Repeat, exactly and completely, the material that follows. Omit the pictures.

Some records:
----

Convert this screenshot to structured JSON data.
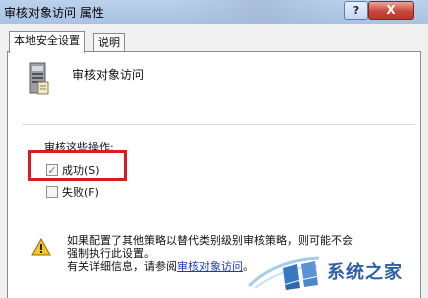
{
  "window": {
    "title": "审核对象访问 属性",
    "help_glyph": "?",
    "close_glyph": "X"
  },
  "tabs": [
    {
      "label": "本地安全设置",
      "active": true
    },
    {
      "label": "说明",
      "active": false
    }
  ],
  "policy": {
    "heading": "审核对象访问",
    "ops_label": "审核这些操作:",
    "options": [
      {
        "label": "成功(S)",
        "checked": true
      },
      {
        "label": "失败(F)",
        "checked": false
      }
    ]
  },
  "warning": {
    "line1": "如果配置了其他策略以替代类别级别审核策略，则可能不会",
    "line2": "强制执行此设置。",
    "line3_prefix": "有关详细信息，请参阅",
    "link": "审核对象访问",
    "line3_suffix": "。"
  },
  "watermark": {
    "text": "系统之家"
  },
  "colors": {
    "highlight": "#e11a22",
    "link": "#1a3db8",
    "titlebar": "#bcd1ea"
  }
}
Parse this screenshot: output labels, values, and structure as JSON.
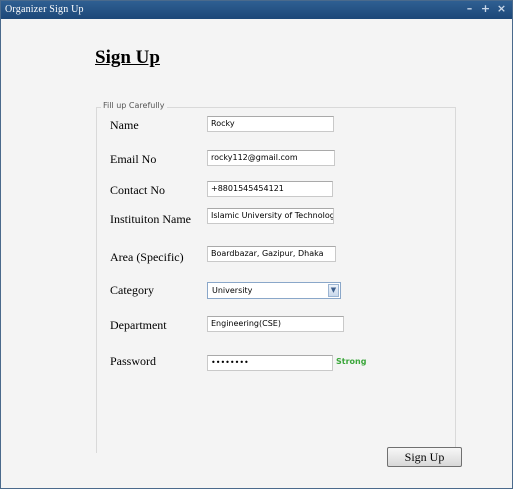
{
  "window": {
    "title": "Organizer Sign Up",
    "controls": {
      "minimize": "–",
      "maximize": "+",
      "close": "×"
    }
  },
  "form": {
    "heading": "Sign Up",
    "group_title": "Fill up Carefully",
    "fields": {
      "name": {
        "label": "Name",
        "value": "Rocky"
      },
      "email": {
        "label": "Email No",
        "value": "rocky112@gmail.com"
      },
      "contact": {
        "label": "Contact No",
        "value": "+8801545454121"
      },
      "institution": {
        "label": "Instituiton Name",
        "value": "Islamic University of Technology"
      },
      "area": {
        "label": "Area (Specific)",
        "value": "Boardbazar, Gazipur, Dhaka"
      },
      "category": {
        "label": "Category",
        "selected": "University",
        "arrow_icon": "chevron-down-icon"
      },
      "department": {
        "label": "Department",
        "value": "Engineering(CSE)"
      },
      "password": {
        "label": "Password",
        "masked_value": "••••••••",
        "strength": "Strong",
        "strength_color": "#3aa63a"
      }
    },
    "submit_label": "Sign Up"
  },
  "colors": {
    "titlebar": "#1d4778",
    "background": "#f4f4f4"
  }
}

----

--- Exercise answer ---
Convert this screenshot to structured JSON data.
{
  "window": {
    "title": "审核对象访问 属性",
    "help_glyph": "?",
    "close_glyph": "X"
  },
  "tabs": [
    {
      "label": "本地安全设置",
      "active": true
    },
    {
      "label": "说明",
      "active": false
    }
  ],
  "policy": {
    "heading": "审核对象访问",
    "ops_label": "审核这些操作:",
    "options": [
      {
        "label": "成功(S)",
        "checked": true
      },
      {
        "label": "失败(F)",
        "checked": false
      }
    ]
  },
  "warning": {
    "line1": "如果配置了其他策略以替代类别级别审核策略，则可能不会",
    "line2": "强制执行此设置。",
    "line3_prefix": "有关详细信息，请参阅",
    "link": "审核对象访问",
    "line3_suffix": "。"
  },
  "watermark": {
    "text": "系统之家"
  },
  "colors": {
    "highlight": "#e11a22",
    "link": "#1a3db8",
    "titlebar": "#bcd1ea"
  }
}
Parse this screenshot: output labels, values, and structure as JSON.
{
  "window": {
    "title": "Organizer Sign Up",
    "controls": {
      "minimize": "–",
      "maximize": "+",
      "close": "×"
    }
  },
  "form": {
    "heading": "Sign Up",
    "group_title": "Fill up Carefully",
    "fields": {
      "name": {
        "label": "Name",
        "value": "Rocky"
      },
      "email": {
        "label": "Email No",
        "value": "rocky112@gmail.com"
      },
      "contact": {
        "label": "Contact No",
        "value": "+8801545454121"
      },
      "institution": {
        "label": "Instituiton Name",
        "value": "Islamic University of Technology"
      },
      "area": {
        "label": "Area (Specific)",
        "value": "Boardbazar, Gazipur, Dhaka"
      },
      "category": {
        "label": "Category",
        "selected": "University",
        "arrow_icon": "chevron-down-icon"
      },
      "department": {
        "label": "Department",
        "value": "Engineering(CSE)"
      },
      "password": {
        "label": "Password",
        "masked_value": "••••••••",
        "strength": "Strong",
        "strength_color": "#3aa63a"
      }
    },
    "submit_label": "Sign Up"
  },
  "colors": {
    "titlebar": "#1d4778",
    "background": "#f4f4f4"
  }
}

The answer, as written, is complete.